--- begin Dataset records ---

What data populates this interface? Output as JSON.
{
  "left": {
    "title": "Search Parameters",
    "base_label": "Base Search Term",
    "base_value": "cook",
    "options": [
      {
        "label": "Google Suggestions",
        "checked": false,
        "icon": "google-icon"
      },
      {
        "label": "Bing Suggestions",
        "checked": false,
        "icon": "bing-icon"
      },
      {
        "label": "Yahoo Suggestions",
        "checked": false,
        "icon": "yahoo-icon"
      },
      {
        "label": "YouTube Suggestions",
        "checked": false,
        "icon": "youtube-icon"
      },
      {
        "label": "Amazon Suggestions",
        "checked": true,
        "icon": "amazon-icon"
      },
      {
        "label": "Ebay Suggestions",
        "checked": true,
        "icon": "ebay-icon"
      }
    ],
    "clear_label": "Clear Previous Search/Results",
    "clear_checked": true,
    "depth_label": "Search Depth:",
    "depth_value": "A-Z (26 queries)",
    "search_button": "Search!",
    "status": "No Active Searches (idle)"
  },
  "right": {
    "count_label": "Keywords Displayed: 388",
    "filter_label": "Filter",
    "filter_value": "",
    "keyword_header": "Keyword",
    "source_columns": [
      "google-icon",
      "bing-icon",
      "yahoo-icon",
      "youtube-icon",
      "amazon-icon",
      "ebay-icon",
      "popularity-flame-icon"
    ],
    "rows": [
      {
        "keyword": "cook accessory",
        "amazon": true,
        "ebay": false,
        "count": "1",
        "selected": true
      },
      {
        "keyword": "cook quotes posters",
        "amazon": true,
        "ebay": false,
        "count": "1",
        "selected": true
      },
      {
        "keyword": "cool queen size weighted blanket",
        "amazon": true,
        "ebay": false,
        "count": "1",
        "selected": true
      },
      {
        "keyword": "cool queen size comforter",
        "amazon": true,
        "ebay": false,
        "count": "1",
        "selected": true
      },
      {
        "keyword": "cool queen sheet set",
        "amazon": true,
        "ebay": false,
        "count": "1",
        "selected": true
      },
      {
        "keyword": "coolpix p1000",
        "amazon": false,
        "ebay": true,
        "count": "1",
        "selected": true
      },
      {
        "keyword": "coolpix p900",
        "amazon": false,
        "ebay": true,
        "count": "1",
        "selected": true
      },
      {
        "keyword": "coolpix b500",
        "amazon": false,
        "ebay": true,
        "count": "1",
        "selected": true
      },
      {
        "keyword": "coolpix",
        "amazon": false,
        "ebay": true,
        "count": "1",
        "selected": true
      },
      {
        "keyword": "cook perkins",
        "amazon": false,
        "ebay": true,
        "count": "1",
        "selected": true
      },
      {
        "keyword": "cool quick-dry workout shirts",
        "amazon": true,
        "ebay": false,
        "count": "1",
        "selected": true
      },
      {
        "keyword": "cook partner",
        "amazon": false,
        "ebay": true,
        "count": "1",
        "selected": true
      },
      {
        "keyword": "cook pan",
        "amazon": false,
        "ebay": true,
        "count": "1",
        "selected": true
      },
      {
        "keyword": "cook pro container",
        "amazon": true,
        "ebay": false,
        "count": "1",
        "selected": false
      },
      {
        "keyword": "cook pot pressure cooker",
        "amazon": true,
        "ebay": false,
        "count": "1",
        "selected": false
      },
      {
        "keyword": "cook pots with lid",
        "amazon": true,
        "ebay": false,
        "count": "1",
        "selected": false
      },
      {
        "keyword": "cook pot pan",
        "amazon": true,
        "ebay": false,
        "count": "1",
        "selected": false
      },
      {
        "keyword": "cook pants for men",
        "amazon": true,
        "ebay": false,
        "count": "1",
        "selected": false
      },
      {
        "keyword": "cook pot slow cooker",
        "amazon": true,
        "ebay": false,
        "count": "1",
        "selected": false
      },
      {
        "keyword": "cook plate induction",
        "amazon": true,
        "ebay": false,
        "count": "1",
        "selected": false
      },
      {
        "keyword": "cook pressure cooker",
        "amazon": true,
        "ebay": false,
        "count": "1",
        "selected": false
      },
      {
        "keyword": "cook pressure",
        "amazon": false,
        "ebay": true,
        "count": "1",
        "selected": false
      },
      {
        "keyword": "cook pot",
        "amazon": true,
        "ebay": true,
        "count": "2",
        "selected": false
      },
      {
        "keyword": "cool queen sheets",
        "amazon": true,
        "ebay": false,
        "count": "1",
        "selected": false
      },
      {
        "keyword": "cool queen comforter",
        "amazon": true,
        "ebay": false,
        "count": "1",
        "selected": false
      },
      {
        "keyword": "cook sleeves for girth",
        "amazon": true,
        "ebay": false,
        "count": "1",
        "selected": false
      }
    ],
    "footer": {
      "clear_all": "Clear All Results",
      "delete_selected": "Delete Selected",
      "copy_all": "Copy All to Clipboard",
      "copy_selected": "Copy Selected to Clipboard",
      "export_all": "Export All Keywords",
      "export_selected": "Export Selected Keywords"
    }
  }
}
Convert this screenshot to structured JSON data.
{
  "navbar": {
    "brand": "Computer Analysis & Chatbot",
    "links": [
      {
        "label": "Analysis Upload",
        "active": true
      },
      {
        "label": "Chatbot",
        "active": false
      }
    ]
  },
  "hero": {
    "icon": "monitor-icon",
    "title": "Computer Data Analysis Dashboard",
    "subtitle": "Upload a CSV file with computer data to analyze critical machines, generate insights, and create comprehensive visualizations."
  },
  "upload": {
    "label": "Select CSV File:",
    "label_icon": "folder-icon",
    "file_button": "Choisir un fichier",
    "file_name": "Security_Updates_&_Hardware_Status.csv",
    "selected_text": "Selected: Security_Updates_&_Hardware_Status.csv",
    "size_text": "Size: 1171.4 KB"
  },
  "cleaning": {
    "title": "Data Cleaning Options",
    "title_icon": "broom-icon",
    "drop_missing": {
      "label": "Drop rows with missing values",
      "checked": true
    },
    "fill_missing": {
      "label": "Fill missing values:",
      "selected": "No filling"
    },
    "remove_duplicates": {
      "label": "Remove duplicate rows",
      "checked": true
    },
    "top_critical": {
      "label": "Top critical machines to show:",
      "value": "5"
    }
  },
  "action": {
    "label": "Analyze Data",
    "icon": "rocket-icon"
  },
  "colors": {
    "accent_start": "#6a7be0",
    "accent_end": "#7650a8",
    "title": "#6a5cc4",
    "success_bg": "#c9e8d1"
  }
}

--- end Dataset records ---

All of the data needs to be printed once more, exactly.

What data populates this interface? Output as JSON.
{
  "left": {
    "title": "Search Parameters",
    "base_label": "Base Search Term",
    "base_value": "cook",
    "options": [
      {
        "label": "Google Suggestions",
        "checked": false,
        "icon": "google-icon"
      },
      {
        "label": "Bing Suggestions",
        "checked": false,
        "icon": "bing-icon"
      },
      {
        "label": "Yahoo Suggestions",
        "checked": false,
        "icon": "yahoo-icon"
      },
      {
        "label": "YouTube Suggestions",
        "checked": false,
        "icon": "youtube-icon"
      },
      {
        "label": "Amazon Suggestions",
        "checked": true,
        "icon": "amazon-icon"
      },
      {
        "label": "Ebay Suggestions",
        "checked": true,
        "icon": "ebay-icon"
      }
    ],
    "clear_label": "Clear Previous Search/Results",
    "clear_checked": true,
    "depth_label": "Search Depth:",
    "depth_value": "A-Z (26 queries)",
    "search_button": "Search!",
    "status": "No Active Searches (idle)"
  },
  "right": {
    "count_label": "Keywords Displayed: 388",
    "filter_label": "Filter",
    "filter_value": "",
    "keyword_header": "Keyword",
    "source_columns": [
      "google-icon",
      "bing-icon",
      "yahoo-icon",
      "youtube-icon",
      "amazon-icon",
      "ebay-icon",
      "popularity-flame-icon"
    ],
    "rows": [
      {
        "keyword": "cook accessory",
        "amazon": true,
        "ebay": false,
        "count": "1",
        "selected": true
      },
      {
        "keyword": "cook quotes posters",
        "amazon": true,
        "ebay": false,
        "count": "1",
        "selected": true
      },
      {
        "keyword": "cool queen size weighted blanket",
        "amazon": true,
        "ebay": false,
        "count": "1",
        "selected": true
      },
      {
        "keyword": "cool queen size comforter",
        "amazon": true,
        "ebay": false,
        "count": "1",
        "selected": true
      },
      {
        "keyword": "cool queen sheet set",
        "amazon": true,
        "ebay": false,
        "count": "1",
        "selected": true
      },
      {
        "keyword": "coolpix p1000",
        "amazon": false,
        "ebay": true,
        "count": "1",
        "selected": true
      },
      {
        "keyword": "coolpix p900",
        "amazon": false,
        "ebay": true,
        "count": "1",
        "selected": true
      },
      {
        "keyword": "coolpix b500",
        "amazon": false,
        "ebay": true,
        "count": "1",
        "selected": true
      },
      {
        "keyword": "coolpix",
        "amazon": false,
        "ebay": true,
        "count": "1",
        "selected": true
      },
      {
        "keyword": "cook perkins",
        "amazon": false,
        "ebay": true,
        "count": "1",
        "selected": true
      },
      {
        "keyword": "cool quick-dry workout shirts",
        "amazon": true,
        "ebay": false,
        "count": "1",
        "selected": true
      },
      {
        "keyword": "cook partner",
        "amazon": false,
        "ebay": true,
        "count": "1",
        "selected": true
      },
      {
        "keyword": "cook pan",
        "amazon": false,
        "ebay": true,
        "count": "1",
        "selected": true
      },
      {
        "keyword": "cook pro container",
        "amazon": true,
        "ebay": false,
        "count": "1",
        "selected": false
      },
      {
        "keyword": "cook pot pressure cooker",
        "amazon": true,
        "ebay": false,
        "count": "1",
        "selected": false
      },
      {
        "keyword": "cook pots with lid",
        "amazon": true,
        "ebay": false,
        "count": "1",
        "selected": false
      },
      {
        "keyword": "cook pot pan",
        "amazon": true,
        "ebay": false,
        "count": "1",
        "selected": false
      },
      {
        "keyword": "cook pants for men",
        "amazon": true,
        "ebay": false,
        "count": "1",
        "selected": false
      },
      {
        "keyword": "cook pot slow cooker",
        "amazon": true,
        "ebay": false,
        "count": "1",
        "selected": false
      },
      {
        "keyword": "cook plate induction",
        "amazon": true,
        "ebay": false,
        "count": "1",
        "selected": false
      },
      {
        "keyword": "cook pressure cooker",
        "amazon": true,
        "ebay": false,
        "count": "1",
        "selected": false
      },
      {
        "keyword": "cook pressure",
        "amazon": false,
        "ebay": true,
        "count": "1",
        "selected": false
      },
      {
        "keyword": "cook pot",
        "amazon": true,
        "ebay": true,
        "count": "2",
        "selected": false
      },
      {
        "keyword": "cool queen sheets",
        "amazon": true,
        "ebay": false,
        "count": "1",
        "selected": false
      },
      {
        "keyword": "cool queen comforter",
        "amazon": true,
        "ebay": false,
        "count": "1",
        "selected": false
      },
      {
        "keyword": "cook sleeves for girth",
        "amazon": true,
        "ebay": false,
        "count": "1",
        "selected": false
      }
    ],
    "footer": {
      "clear_all": "Clear All Results",
      "delete_selected": "Delete Selected",
      "copy_all": "Copy All to Clipboard",
      "copy_selected": "Copy Selected to Clipboard",
      "export_all": "Export All Keywords",
      "export_selected": "Export Selected Keywords"
    }
  }
}
Convert this screenshot to structured JSON data.
{
  "navbar": {
    "brand": "Computer Analysis & Chatbot",
    "links": [
      {
        "label": "Analysis Upload",
        "active": true
      },
      {
        "label": "Chatbot",
        "active": false
      }
    ]
  },
  "hero": {
    "icon": "monitor-icon",
    "title": "Computer Data Analysis Dashboard",
    "subtitle": "Upload a CSV file with computer data to analyze critical machines, generate insights, and create comprehensive visualizations."
  },
  "upload": {
    "label": "Select CSV File:",
    "label_icon": "folder-icon",
    "file_button": "Choisir un fichier",
    "file_name": "Security_Updates_&_Hardware_Status.csv",
    "selected_text": "Selected: Security_Updates_&_Hardware_Status.csv",
    "size_text": "Size: 1171.4 KB"
  },
  "cleaning": {
    "title": "Data Cleaning Options",
    "title_icon": "broom-icon",
    "drop_missing": {
      "label": "Drop rows with missing values",
      "checked": true
    },
    "fill_missing": {
      "label": "Fill missing values:",
      "selected": "No filling"
    },
    "remove_duplicates": {
      "label": "Remove duplicate rows",
      "checked": true
    },
    "top_critical": {
      "label": "Top critical machines to show:",
      "value": "5"
    }
  },
  "action": {
    "label": "Analyze Data",
    "icon": "rocket-icon"
  },
  "colors": {
    "accent_start": "#6a7be0",
    "accent_end": "#7650a8",
    "title": "#6a5cc4",
    "success_bg": "#c9e8d1"
  }
}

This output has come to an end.